=== Stored records ===
_ _ _
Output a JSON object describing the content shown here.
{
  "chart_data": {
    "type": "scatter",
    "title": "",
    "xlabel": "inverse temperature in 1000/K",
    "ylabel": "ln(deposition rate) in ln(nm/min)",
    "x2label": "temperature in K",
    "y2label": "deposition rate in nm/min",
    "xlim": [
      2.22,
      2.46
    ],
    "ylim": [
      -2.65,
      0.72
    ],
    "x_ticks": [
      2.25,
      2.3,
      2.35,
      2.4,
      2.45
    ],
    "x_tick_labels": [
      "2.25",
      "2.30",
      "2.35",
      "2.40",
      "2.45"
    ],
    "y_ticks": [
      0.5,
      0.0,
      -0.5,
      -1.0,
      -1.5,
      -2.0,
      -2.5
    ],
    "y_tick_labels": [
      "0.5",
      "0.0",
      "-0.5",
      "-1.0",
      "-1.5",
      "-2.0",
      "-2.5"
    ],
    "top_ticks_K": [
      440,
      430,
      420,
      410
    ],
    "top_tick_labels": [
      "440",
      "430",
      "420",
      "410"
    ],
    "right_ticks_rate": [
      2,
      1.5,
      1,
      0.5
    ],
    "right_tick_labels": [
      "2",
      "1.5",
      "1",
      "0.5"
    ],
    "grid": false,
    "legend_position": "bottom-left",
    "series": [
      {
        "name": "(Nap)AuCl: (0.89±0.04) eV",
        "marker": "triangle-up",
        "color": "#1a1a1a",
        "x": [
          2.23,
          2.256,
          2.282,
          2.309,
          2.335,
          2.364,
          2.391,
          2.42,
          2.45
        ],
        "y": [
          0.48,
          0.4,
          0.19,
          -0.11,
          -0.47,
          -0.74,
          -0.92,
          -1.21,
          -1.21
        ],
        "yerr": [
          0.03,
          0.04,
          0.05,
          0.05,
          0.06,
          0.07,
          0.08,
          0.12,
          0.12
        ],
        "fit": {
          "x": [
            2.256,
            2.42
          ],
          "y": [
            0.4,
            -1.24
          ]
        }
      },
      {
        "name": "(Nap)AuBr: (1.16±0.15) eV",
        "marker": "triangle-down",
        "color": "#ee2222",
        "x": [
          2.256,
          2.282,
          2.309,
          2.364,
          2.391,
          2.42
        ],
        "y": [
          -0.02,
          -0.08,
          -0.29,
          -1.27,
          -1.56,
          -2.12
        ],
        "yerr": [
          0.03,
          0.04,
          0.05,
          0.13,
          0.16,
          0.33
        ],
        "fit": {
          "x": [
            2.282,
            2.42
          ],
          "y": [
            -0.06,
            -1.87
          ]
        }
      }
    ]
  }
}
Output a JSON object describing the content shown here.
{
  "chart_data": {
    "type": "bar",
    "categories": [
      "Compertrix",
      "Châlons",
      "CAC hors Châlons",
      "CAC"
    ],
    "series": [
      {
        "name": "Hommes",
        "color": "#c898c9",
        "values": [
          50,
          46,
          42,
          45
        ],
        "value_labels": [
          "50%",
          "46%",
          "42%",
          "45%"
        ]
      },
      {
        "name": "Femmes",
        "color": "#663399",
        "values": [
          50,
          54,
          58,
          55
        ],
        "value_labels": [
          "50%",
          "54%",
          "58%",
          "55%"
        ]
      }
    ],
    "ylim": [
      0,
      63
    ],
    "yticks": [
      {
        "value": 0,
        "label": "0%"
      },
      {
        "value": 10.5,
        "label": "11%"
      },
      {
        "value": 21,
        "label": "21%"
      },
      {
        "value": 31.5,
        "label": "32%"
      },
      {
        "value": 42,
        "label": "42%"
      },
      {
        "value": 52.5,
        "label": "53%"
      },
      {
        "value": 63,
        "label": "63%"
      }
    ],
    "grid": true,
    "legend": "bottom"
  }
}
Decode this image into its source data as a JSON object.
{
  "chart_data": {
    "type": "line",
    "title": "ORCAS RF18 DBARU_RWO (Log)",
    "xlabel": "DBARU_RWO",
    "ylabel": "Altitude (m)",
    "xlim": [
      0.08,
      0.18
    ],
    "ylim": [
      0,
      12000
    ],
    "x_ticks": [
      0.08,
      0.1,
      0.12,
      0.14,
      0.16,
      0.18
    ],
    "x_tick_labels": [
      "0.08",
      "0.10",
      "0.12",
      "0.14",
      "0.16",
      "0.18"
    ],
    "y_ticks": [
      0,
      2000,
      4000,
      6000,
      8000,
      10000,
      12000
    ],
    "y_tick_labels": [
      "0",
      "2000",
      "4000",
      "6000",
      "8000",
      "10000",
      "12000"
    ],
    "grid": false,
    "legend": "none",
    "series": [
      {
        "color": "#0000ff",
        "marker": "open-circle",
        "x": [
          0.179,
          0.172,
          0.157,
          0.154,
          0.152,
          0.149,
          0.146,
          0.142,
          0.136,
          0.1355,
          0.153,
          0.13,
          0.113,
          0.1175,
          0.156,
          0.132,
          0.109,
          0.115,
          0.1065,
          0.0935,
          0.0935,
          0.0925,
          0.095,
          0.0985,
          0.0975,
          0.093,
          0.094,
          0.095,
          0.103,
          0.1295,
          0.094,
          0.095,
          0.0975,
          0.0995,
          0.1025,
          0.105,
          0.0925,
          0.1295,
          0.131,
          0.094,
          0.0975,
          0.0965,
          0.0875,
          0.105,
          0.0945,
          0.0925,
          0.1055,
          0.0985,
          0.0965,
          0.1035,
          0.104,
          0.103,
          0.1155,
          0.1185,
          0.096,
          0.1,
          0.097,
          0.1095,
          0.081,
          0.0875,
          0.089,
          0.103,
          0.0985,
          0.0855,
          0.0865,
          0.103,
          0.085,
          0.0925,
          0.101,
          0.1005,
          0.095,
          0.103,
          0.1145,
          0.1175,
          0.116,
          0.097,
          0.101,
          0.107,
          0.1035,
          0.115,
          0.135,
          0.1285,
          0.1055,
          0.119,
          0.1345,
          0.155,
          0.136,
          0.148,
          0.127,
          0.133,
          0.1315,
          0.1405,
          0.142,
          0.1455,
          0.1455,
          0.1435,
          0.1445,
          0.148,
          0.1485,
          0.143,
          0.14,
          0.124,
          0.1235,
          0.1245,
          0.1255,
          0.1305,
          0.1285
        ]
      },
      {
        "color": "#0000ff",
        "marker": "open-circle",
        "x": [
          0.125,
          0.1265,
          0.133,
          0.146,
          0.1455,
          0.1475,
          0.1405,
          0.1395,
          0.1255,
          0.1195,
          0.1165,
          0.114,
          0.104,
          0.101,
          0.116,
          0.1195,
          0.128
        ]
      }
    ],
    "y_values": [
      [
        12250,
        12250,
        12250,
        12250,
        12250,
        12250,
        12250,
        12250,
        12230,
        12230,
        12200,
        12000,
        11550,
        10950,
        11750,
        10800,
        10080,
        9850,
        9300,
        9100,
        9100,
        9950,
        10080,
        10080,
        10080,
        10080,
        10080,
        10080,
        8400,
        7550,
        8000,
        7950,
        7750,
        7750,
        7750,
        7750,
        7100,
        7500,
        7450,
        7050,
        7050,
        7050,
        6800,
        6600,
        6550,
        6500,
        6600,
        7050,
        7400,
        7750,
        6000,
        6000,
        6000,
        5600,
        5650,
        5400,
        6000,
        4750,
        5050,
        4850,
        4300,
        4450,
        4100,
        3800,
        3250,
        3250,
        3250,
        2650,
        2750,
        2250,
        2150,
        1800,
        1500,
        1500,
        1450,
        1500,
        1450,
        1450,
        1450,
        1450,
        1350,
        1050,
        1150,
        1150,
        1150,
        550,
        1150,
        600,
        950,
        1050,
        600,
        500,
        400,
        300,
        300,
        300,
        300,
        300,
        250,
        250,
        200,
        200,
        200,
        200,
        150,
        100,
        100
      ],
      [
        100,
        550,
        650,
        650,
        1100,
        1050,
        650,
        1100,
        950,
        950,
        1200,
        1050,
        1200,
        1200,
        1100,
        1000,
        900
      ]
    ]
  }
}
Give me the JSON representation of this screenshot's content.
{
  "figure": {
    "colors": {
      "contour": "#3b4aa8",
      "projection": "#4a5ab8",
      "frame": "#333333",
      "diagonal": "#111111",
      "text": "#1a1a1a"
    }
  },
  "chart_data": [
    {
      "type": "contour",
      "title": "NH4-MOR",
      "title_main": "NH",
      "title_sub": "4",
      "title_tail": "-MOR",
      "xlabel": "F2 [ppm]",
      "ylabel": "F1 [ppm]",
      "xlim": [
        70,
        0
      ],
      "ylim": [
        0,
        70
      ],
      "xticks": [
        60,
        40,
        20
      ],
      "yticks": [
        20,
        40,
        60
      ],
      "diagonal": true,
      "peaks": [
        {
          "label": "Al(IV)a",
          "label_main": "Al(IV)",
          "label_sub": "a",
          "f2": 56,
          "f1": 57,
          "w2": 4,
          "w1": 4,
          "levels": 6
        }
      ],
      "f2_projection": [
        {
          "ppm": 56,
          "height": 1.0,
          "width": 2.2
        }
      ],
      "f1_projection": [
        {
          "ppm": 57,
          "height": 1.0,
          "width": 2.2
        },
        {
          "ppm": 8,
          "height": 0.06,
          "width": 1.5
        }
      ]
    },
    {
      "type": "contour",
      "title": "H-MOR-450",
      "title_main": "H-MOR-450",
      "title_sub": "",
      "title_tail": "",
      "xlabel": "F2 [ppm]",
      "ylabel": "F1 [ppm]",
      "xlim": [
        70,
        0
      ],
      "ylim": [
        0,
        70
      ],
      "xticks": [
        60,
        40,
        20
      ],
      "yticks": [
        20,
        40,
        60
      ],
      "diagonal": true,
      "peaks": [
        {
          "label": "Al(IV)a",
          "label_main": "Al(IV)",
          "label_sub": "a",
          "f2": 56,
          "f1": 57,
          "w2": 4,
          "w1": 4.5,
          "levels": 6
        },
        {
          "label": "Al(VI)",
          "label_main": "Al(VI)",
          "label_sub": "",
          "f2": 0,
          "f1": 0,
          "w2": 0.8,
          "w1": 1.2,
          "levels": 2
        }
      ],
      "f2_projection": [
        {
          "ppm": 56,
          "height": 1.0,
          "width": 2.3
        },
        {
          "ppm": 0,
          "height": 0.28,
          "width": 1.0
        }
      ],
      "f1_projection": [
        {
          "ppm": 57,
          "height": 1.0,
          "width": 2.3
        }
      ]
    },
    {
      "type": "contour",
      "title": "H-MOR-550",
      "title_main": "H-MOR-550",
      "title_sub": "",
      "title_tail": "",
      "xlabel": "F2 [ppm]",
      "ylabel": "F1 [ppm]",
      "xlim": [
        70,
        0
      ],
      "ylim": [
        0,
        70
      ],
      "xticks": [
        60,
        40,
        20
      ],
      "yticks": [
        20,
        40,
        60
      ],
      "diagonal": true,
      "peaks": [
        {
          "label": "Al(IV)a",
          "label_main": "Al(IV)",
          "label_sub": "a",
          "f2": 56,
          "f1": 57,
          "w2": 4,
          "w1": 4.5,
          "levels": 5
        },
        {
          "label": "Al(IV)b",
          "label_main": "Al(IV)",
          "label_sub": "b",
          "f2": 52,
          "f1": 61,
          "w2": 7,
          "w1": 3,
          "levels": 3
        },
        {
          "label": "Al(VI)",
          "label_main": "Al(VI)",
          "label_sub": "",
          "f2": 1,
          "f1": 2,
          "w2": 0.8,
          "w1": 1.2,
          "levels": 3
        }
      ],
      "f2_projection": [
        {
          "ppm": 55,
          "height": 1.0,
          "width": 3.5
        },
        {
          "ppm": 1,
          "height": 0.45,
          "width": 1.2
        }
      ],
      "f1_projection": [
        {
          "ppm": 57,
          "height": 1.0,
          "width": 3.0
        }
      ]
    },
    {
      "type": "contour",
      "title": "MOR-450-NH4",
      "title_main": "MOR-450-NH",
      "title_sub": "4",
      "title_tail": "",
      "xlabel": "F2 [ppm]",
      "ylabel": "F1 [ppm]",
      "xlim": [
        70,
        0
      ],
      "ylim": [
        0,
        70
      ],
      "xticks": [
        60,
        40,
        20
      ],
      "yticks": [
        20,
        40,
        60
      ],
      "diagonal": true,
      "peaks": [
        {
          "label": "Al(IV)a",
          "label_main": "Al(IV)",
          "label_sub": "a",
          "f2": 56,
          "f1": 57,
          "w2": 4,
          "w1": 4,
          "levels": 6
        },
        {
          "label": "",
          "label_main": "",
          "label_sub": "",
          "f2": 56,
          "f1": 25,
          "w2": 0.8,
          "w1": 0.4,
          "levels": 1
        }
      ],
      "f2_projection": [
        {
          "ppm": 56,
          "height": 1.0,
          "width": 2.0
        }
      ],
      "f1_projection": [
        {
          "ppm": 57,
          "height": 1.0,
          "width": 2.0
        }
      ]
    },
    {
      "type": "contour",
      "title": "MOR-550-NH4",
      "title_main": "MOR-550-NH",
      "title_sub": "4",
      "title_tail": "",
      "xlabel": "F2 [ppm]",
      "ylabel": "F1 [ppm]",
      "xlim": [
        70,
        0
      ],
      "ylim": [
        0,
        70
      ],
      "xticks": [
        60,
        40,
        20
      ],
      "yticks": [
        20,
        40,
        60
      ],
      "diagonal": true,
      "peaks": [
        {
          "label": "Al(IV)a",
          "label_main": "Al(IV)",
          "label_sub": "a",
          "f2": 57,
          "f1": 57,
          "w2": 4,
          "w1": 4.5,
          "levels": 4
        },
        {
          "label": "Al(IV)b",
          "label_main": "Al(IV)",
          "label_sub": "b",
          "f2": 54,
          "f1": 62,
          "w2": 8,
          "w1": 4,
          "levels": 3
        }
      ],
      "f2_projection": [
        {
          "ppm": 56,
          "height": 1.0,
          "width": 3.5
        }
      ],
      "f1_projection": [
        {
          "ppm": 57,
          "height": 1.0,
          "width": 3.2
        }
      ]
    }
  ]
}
_ _ _
=== WRITTEN PROBLEM ===
Reply with the number of lines in the data that include the string "JSON" and nothing else.

=== PROBLEM SOLUTION ===
4